::: RECORDED INFORMATION :::

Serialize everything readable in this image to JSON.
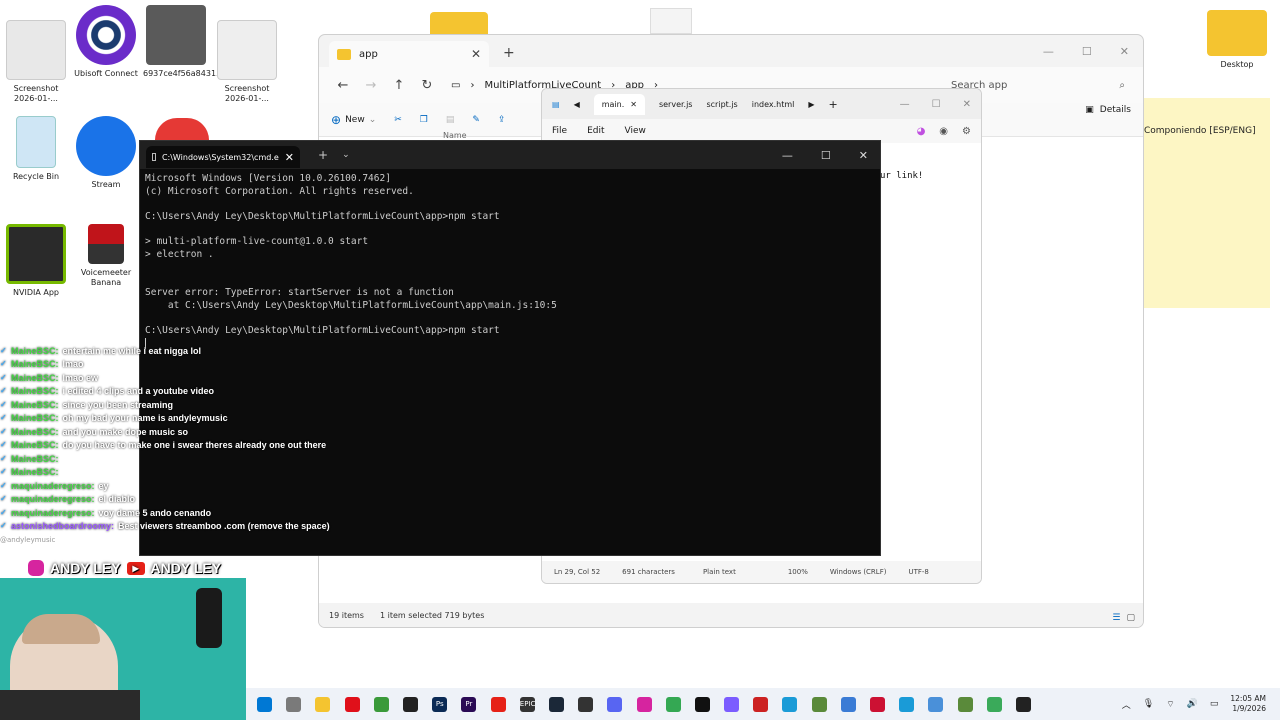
{
  "desktop": {
    "icons": [
      {
        "label": "Screenshot 2026-01-...",
        "color": "#e8e8e8"
      },
      {
        "label": "Ubisoft Connect",
        "color": "#1b3b6f"
      },
      {
        "label": "6937ce4f56a8431...",
        "color": "#5a5a5a"
      },
      {
        "label": "Screenshot 2026-01-...",
        "color": "#eeeeee"
      },
      {
        "label": "Recycle Bin",
        "color": "#cfe6f5"
      },
      {
        "label": "Stream",
        "color": "#1a73e8"
      },
      {
        "label": "NVIDIA App",
        "color": "#2a2a2a"
      },
      {
        "label": "Voicemeeter Banana",
        "color": "#d0d0d0"
      },
      {
        "label": "Desktop",
        "color": "#f4c430"
      }
    ]
  },
  "explorer": {
    "tab_title": "app",
    "breadcrumb": [
      "MultiPlatformLiveCount",
      "app"
    ],
    "search_placeholder": "Search app",
    "new_label": "New",
    "details_label": "Details",
    "name_column": "Name",
    "status": {
      "items": "19 items",
      "selected": "1 item selected  719 bytes"
    }
  },
  "notepad": {
    "tabs": [
      "main.",
      "server.js",
      "script.js",
      "index.html"
    ],
    "menu": [
      "File",
      "Edit",
      "View"
    ],
    "visible_text": "ur link!",
    "status": {
      "position": "Ln 29, Col 52",
      "chars": "691 characters",
      "format": "Plain text",
      "zoom": "100%",
      "line_endings": "Windows (CRLF)",
      "encoding": "UTF-8"
    }
  },
  "sticky_note": {
    "text": "Componiendo [ESP/ENG]"
  },
  "terminal": {
    "tab_title": "C:\\Windows\\System32\\cmd.e",
    "lines": [
      "Microsoft Windows [Version 10.0.26100.7462]",
      "(c) Microsoft Corporation. All rights reserved.",
      "",
      "C:\\Users\\Andy Ley\\Desktop\\MultiPlatformLiveCount\\app>npm start",
      "",
      "> multi-platform-live-count@1.0.0 start",
      "> electron .",
      "",
      "",
      "Server error: TypeError: startServer is not a function",
      "    at C:\\Users\\Andy Ley\\Desktop\\MultiPlatformLiveCount\\app\\main.js:10:5",
      "",
      "C:\\Users\\Andy Ley\\Desktop\\MultiPlatformLiveCount\\app>npm start"
    ]
  },
  "chat": {
    "messages": [
      {
        "user": "MaineBSC:",
        "text": "entertain me while i eat nigga lol",
        "color": "#45d645"
      },
      {
        "user": "MaineBSC:",
        "text": "lmao",
        "color": "#45d645"
      },
      {
        "user": "MaineBSC:",
        "text": "lmao ew",
        "color": "#45d645"
      },
      {
        "user": "MaineBSC:",
        "text": "i edited 4 clips and a youtube video",
        "color": "#45d645"
      },
      {
        "user": "MaineBSC:",
        "text": "since you been streaming",
        "color": "#45d645"
      },
      {
        "user": "MaineBSC:",
        "text": "oh my bad your name is andyleymusic",
        "color": "#45d645"
      },
      {
        "user": "MaineBSC:",
        "text": "and you make dope music so",
        "color": "#45d645"
      },
      {
        "user": "MaineBSC:",
        "text": "do you have to make one i swear theres already one out there",
        "color": "#45d645"
      },
      {
        "user": "MaineBSC:",
        "text": "",
        "color": "#45d645"
      },
      {
        "user": "MaineBSC:",
        "text": "",
        "color": "#45d645"
      },
      {
        "user": "maquinaderegreso:",
        "text": "ey",
        "color": "#45d645"
      },
      {
        "user": "maquinaderegreso:",
        "text": "el diablo",
        "color": "#45d645"
      },
      {
        "user": "maquinaderegreso:",
        "text": "voy dame 5 ando cenando",
        "color": "#45d645"
      },
      {
        "user": "astonishedboardroomy:",
        "text": "Best viewers streamboo .com (remove the space)",
        "color": "#9b59ff"
      }
    ],
    "handle": "@andyleymusic"
  },
  "banner": {
    "left": "ANDY LEY",
    "right": "ANDY LEY"
  },
  "taskbar": {
    "apps": [
      {
        "name": "start",
        "color": "#0078d4"
      },
      {
        "name": "snipping",
        "color": "#7a7a7a"
      },
      {
        "name": "explorer",
        "color": "#f4c430"
      },
      {
        "name": "opera",
        "color": "#e0101a"
      },
      {
        "name": "xbox",
        "color": "#3a9a3a"
      },
      {
        "name": "capcut",
        "color": "#222222"
      },
      {
        "name": "photoshop",
        "color": "#0a2a55",
        "glyph": "Ps"
      },
      {
        "name": "premiere",
        "color": "#2a0a55",
        "glyph": "Pr"
      },
      {
        "name": "youtube",
        "color": "#e62117"
      },
      {
        "name": "epic",
        "color": "#333333",
        "glyph": "EPIC"
      },
      {
        "name": "steam",
        "color": "#1b2838"
      },
      {
        "name": "obs",
        "color": "#333333"
      },
      {
        "name": "discord",
        "color": "#5865f2"
      },
      {
        "name": "instagram",
        "color": "#d6249f"
      },
      {
        "name": "chrome",
        "color": "#34a853"
      },
      {
        "name": "tiktok",
        "color": "#111111"
      },
      {
        "name": "app",
        "color": "#7b5cff"
      },
      {
        "name": "capture",
        "color": "#cc2222"
      },
      {
        "name": "edge",
        "color": "#1a9bd7"
      },
      {
        "name": "minecraft",
        "color": "#5a8a3a"
      },
      {
        "name": "gallery",
        "color": "#3a7bd5"
      },
      {
        "name": "opera-gx",
        "color": "#cc1133"
      },
      {
        "name": "edge-2",
        "color": "#1a9bd7"
      },
      {
        "name": "photos",
        "color": "#4a90d9"
      },
      {
        "name": "tool",
        "color": "#5a8a3a"
      },
      {
        "name": "notepad",
        "color": "#3aaa5a"
      },
      {
        "name": "terminal",
        "color": "#222222"
      }
    ],
    "time": "12:05 AM",
    "date": "1/9/2026"
  }
}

:::

- **AIM OF THE EXERCISE**
Write out each entry exactly as given, omitting any picture.

- **RESULT OF THIS EXERCISE**
Serialize everything readable in this image to JSON.
{
  "desktop": {
    "icons": [
      {
        "label": "Screenshot 2026-01-...",
        "color": "#e8e8e8"
      },
      {
        "label": "Ubisoft Connect",
        "color": "#1b3b6f"
      },
      {
        "label": "6937ce4f56a8431...",
        "color": "#5a5a5a"
      },
      {
        "label": "Screenshot 2026-01-...",
        "color": "#eeeeee"
      },
      {
        "label": "Recycle Bin",
        "color": "#cfe6f5"
      },
      {
        "label": "Stream",
        "color": "#1a73e8"
      },
      {
        "label": "NVIDIA App",
        "color": "#2a2a2a"
      },
      {
        "label": "Voicemeeter Banana",
        "color": "#d0d0d0"
      },
      {
        "label": "Desktop",
        "color": "#f4c430"
      }
    ]
  },
  "explorer": {
    "tab_title": "app",
    "breadcrumb": [
      "MultiPlatformLiveCount",
      "app"
    ],
    "search_placeholder": "Search app",
    "new_label": "New",
    "details_label": "Details",
    "name_column": "Name",
    "status": {
      "items": "19 items",
      "selected": "1 item selected  719 bytes"
    }
  },
  "notepad": {
    "tabs": [
      "main.",
      "server.js",
      "script.js",
      "index.html"
    ],
    "menu": [
      "File",
      "Edit",
      "View"
    ],
    "visible_text": "ur link!",
    "status": {
      "position": "Ln 29, Col 52",
      "chars": "691 characters",
      "format": "Plain text",
      "zoom": "100%",
      "line_endings": "Windows (CRLF)",
      "encoding": "UTF-8"
    }
  },
  "sticky_note": {
    "text": "Componiendo [ESP/ENG]"
  },
  "terminal": {
    "tab_title": "C:\\Windows\\System32\\cmd.e",
    "lines": [
      "Microsoft Windows [Version 10.0.26100.7462]",
      "(c) Microsoft Corporation. All rights reserved.",
      "",
      "C:\\Users\\Andy Ley\\Desktop\\MultiPlatformLiveCount\\app>npm start",
      "",
      "> multi-platform-live-count@1.0.0 start",
      "> electron .",
      "",
      "",
      "Server error: TypeError: startServer is not a function",
      "    at C:\\Users\\Andy Ley\\Desktop\\MultiPlatformLiveCount\\app\\main.js:10:5",
      "",
      "C:\\Users\\Andy Ley\\Desktop\\MultiPlatformLiveCount\\app>npm start"
    ]
  },
  "chat": {
    "messages": [
      {
        "user": "MaineBSC:",
        "text": "entertain me while i eat nigga lol",
        "color": "#45d645"
      },
      {
        "user": "MaineBSC:",
        "text": "lmao",
        "color": "#45d645"
      },
      {
        "user": "MaineBSC:",
        "text": "lmao ew",
        "color": "#45d645"
      },
      {
        "user": "MaineBSC:",
        "text": "i edited 4 clips and a youtube video",
        "color": "#45d645"
      },
      {
        "user": "MaineBSC:",
        "text": "since you been streaming",
        "color": "#45d645"
      },
      {
        "user": "MaineBSC:",
        "text": "oh my bad your name is andyleymusic",
        "color": "#45d645"
      },
      {
        "user": "MaineBSC:",
        "text": "and you make dope music so",
        "color": "#45d645"
      },
      {
        "user": "MaineBSC:",
        "text": "do you have to make one i swear theres already one out there",
        "color": "#45d645"
      },
      {
        "user": "MaineBSC:",
        "text": "",
        "color": "#45d645"
      },
      {
        "user": "MaineBSC:",
        "text": "",
        "color": "#45d645"
      },
      {
        "user": "maquinaderegreso:",
        "text": "ey",
        "color": "#45d645"
      },
      {
        "user": "maquinaderegreso:",
        "text": "el diablo",
        "color": "#45d645"
      },
      {
        "user": "maquinaderegreso:",
        "text": "voy dame 5 ando cenando",
        "color": "#45d645"
      },
      {
        "user": "astonishedboardroomy:",
        "text": "Best viewers streamboo .com (remove the space)",
        "color": "#9b59ff"
      }
    ],
    "handle": "@andyleymusic"
  },
  "banner": {
    "left": "ANDY LEY",
    "right": "ANDY LEY"
  },
  "taskbar": {
    "apps": [
      {
        "name": "start",
        "color": "#0078d4"
      },
      {
        "name": "snipping",
        "color": "#7a7a7a"
      },
      {
        "name": "explorer",
        "color": "#f4c430"
      },
      {
        "name": "opera",
        "color": "#e0101a"
      },
      {
        "name": "xbox",
        "color": "#3a9a3a"
      },
      {
        "name": "capcut",
        "color": "#222222"
      },
      {
        "name": "photoshop",
        "color": "#0a2a55",
        "glyph": "Ps"
      },
      {
        "name": "premiere",
        "color": "#2a0a55",
        "glyph": "Pr"
      },
      {
        "name": "youtube",
        "color": "#e62117"
      },
      {
        "name": "epic",
        "color": "#333333",
        "glyph": "EPIC"
      },
      {
        "name": "steam",
        "color": "#1b2838"
      },
      {
        "name": "obs",
        "color": "#333333"
      },
      {
        "name": "discord",
        "color": "#5865f2"
      },
      {
        "name": "instagram",
        "color": "#d6249f"
      },
      {
        "name": "chrome",
        "color": "#34a853"
      },
      {
        "name": "tiktok",
        "color": "#111111"
      },
      {
        "name": "app",
        "color": "#7b5cff"
      },
      {
        "name": "capture",
        "color": "#cc2222"
      },
      {
        "name": "edge",
        "color": "#1a9bd7"
      },
      {
        "name": "minecraft",
        "color": "#5a8a3a"
      },
      {
        "name": "gallery",
        "color": "#3a7bd5"
      },
      {
        "name": "opera-gx",
        "color": "#cc1133"
      },
      {
        "name": "edge-2",
        "color": "#1a9bd7"
      },
      {
        "name": "photos",
        "color": "#4a90d9"
      },
      {
        "name": "tool",
        "color": "#5a8a3a"
      },
      {
        "name": "notepad",
        "color": "#3aaa5a"
      },
      {
        "name": "terminal",
        "color": "#222222"
      }
    ],
    "time": "12:05 AM",
    "date": "1/9/2026"
  }
}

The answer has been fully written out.